━━━ Raw data
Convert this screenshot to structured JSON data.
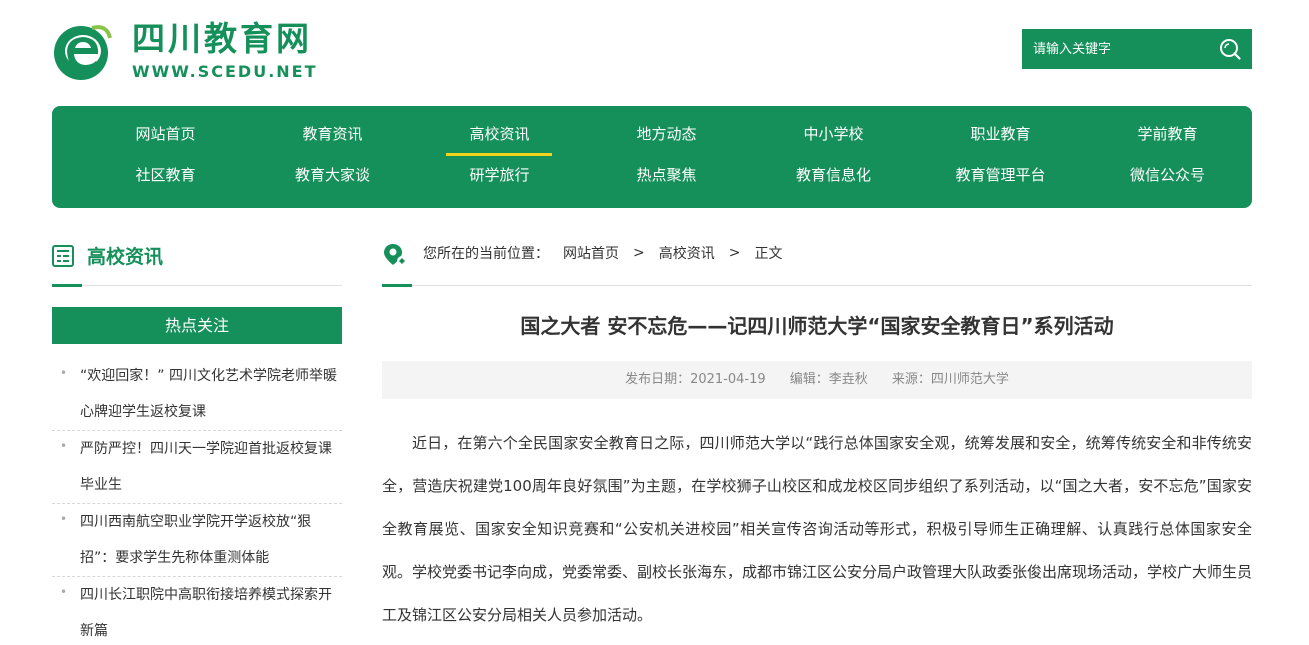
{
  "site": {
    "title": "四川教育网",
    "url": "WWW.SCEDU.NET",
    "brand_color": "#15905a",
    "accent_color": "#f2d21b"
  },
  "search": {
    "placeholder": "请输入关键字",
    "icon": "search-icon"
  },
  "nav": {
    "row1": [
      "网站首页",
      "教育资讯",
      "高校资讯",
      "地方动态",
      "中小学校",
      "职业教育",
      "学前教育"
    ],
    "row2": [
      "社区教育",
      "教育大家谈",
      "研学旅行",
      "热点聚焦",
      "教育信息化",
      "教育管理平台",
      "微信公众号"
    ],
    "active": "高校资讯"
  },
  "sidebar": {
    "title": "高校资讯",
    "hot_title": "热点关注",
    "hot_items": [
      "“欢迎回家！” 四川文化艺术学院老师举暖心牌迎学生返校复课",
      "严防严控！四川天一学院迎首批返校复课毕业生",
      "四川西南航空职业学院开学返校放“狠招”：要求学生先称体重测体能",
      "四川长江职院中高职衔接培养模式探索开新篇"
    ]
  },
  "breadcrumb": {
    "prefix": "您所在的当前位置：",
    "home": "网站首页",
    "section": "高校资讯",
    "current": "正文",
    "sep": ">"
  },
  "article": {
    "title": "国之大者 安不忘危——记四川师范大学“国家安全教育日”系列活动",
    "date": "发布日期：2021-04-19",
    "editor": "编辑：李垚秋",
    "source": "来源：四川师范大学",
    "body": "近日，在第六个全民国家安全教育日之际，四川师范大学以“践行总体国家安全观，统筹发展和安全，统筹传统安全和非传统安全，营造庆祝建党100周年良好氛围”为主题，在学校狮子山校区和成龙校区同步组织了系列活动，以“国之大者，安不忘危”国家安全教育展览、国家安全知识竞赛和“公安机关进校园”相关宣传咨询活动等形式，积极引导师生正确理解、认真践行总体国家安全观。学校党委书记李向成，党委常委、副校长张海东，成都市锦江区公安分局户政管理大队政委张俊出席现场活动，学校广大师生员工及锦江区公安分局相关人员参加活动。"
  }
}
━━━━━━
━━━ Raw data
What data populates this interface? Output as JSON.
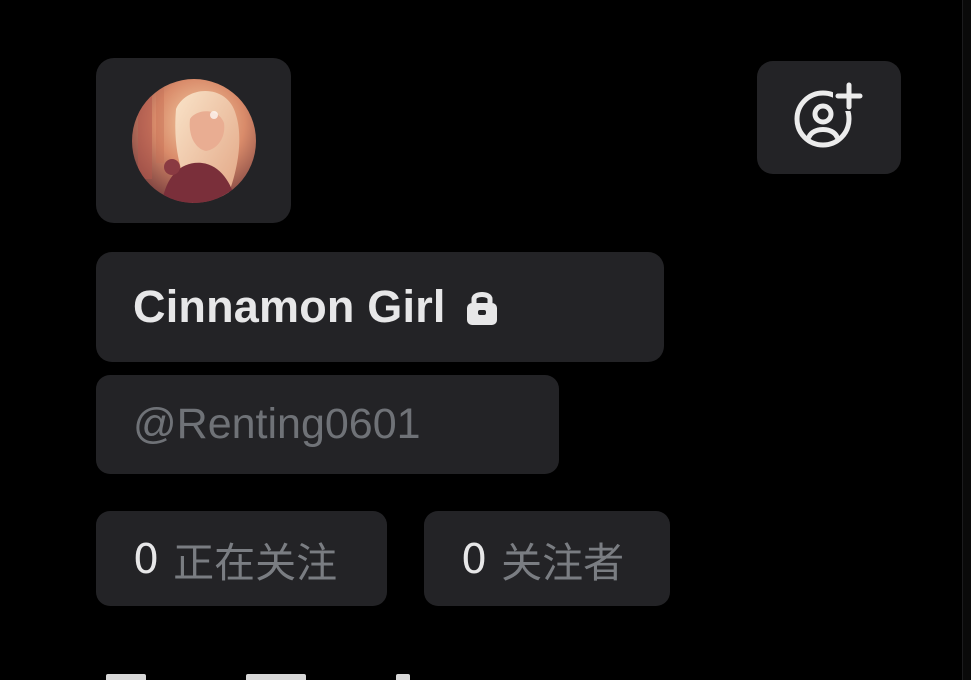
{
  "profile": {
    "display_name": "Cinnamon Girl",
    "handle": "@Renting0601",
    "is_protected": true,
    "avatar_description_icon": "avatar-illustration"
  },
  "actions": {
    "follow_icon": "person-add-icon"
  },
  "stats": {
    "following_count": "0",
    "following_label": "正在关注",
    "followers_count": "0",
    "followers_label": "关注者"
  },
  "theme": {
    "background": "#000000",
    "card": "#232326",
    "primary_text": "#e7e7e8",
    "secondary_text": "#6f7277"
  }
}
━━━━━━
━━━ Raw data
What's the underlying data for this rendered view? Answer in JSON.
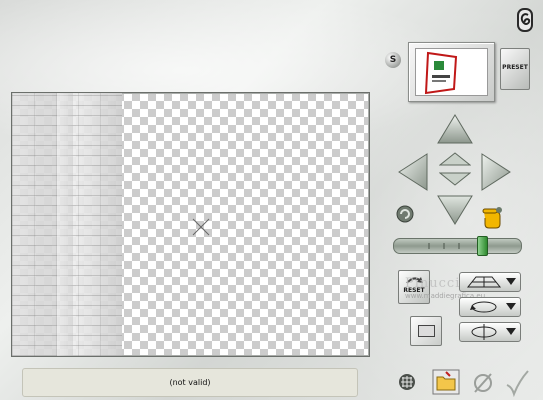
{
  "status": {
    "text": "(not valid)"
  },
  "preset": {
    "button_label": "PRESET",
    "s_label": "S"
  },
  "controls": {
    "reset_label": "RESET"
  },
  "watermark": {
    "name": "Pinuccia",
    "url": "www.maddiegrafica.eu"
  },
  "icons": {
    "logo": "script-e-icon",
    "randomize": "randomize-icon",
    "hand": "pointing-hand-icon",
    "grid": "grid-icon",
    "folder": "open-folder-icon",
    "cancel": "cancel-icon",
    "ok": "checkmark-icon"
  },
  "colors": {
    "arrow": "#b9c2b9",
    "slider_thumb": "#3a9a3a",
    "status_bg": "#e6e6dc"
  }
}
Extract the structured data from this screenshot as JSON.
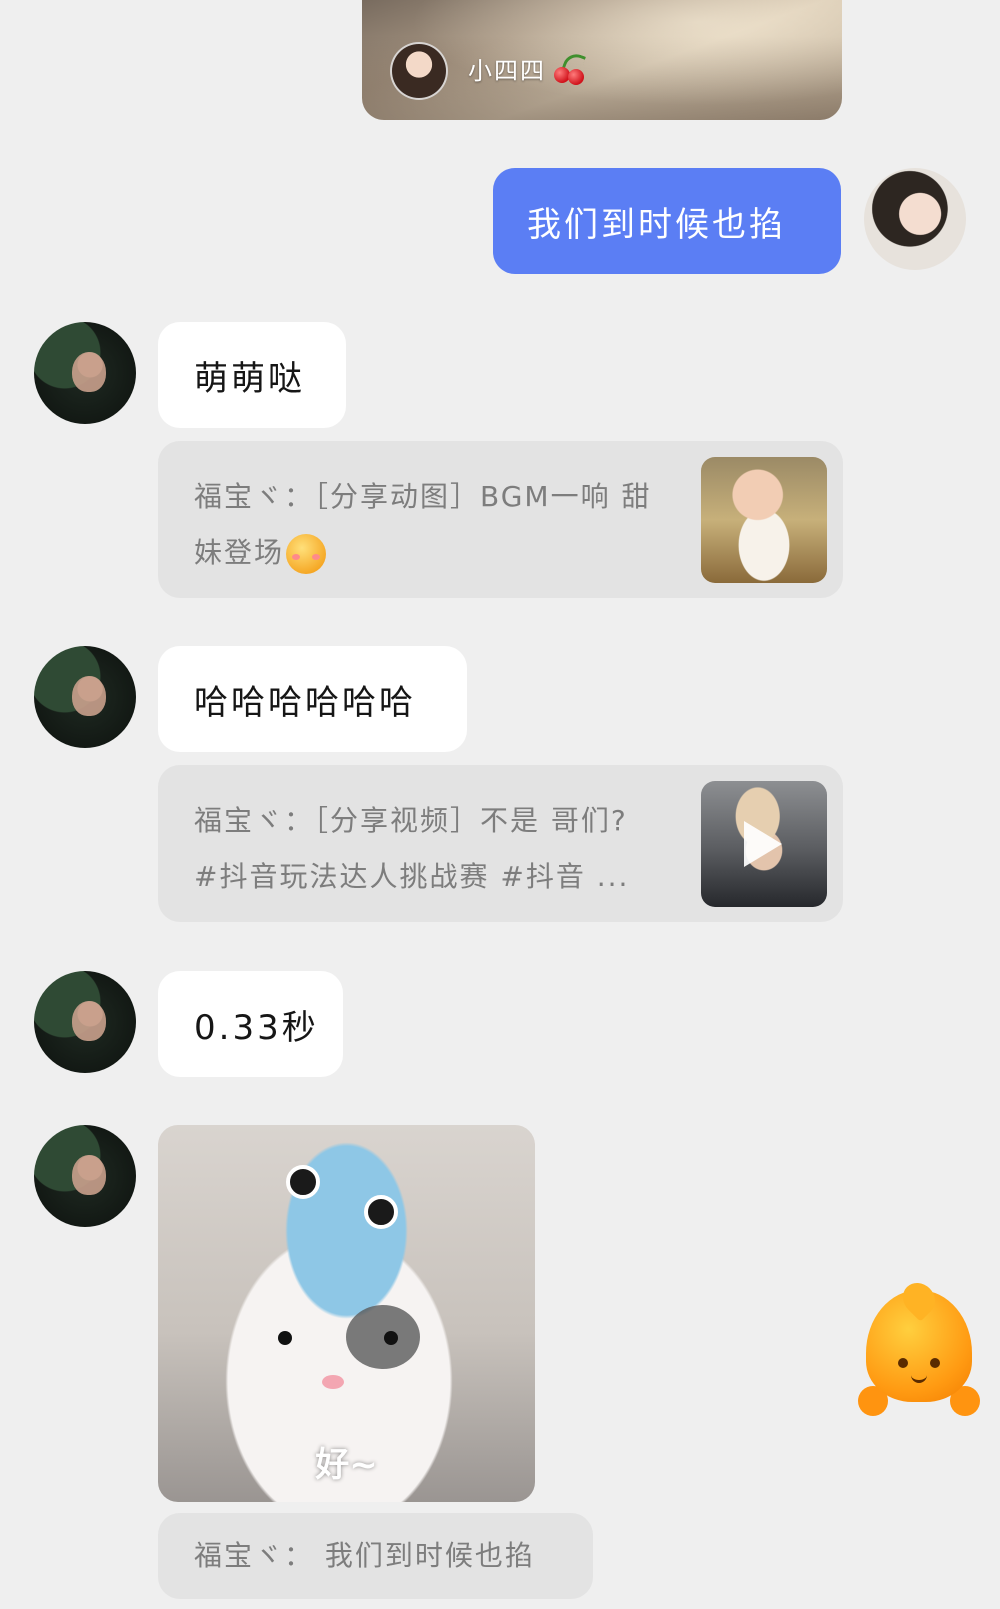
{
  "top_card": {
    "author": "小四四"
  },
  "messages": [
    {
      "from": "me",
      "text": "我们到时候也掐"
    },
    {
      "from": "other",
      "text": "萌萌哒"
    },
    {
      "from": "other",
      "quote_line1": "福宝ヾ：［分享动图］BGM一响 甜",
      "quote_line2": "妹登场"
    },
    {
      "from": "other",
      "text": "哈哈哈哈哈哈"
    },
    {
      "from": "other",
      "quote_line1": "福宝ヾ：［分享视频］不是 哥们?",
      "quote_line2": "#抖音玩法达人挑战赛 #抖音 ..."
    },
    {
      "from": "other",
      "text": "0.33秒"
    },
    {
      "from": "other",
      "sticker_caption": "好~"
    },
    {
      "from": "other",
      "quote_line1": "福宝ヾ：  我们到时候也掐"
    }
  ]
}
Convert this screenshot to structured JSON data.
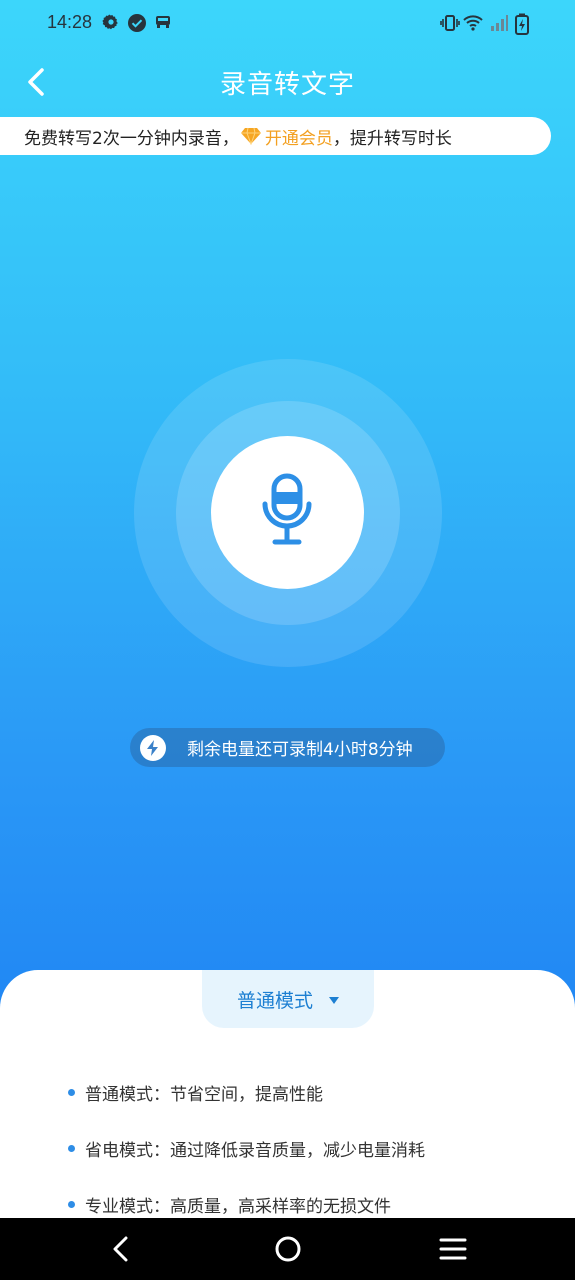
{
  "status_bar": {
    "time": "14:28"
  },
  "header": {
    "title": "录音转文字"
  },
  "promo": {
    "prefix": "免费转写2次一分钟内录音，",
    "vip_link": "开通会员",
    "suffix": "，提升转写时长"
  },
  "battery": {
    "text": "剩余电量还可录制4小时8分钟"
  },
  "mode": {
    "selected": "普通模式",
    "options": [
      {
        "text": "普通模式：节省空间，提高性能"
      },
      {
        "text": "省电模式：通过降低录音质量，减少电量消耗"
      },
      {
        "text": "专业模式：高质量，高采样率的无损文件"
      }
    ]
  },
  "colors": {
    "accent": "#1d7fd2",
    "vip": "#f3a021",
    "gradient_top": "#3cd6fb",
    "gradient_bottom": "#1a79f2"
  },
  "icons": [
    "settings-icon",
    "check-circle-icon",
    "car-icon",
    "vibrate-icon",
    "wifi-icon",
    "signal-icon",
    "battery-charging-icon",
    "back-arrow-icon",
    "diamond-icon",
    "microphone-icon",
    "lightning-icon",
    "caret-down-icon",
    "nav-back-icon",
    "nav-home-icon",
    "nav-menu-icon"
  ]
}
━━━━━━
**Exercise objective**
Which lines in the data above contain "高校资讯"? Show each one.

**Solved problem**
      "高校资讯",
    "active": "高校资讯"
    "title": "高校资讯",
    "section": "高校资讯",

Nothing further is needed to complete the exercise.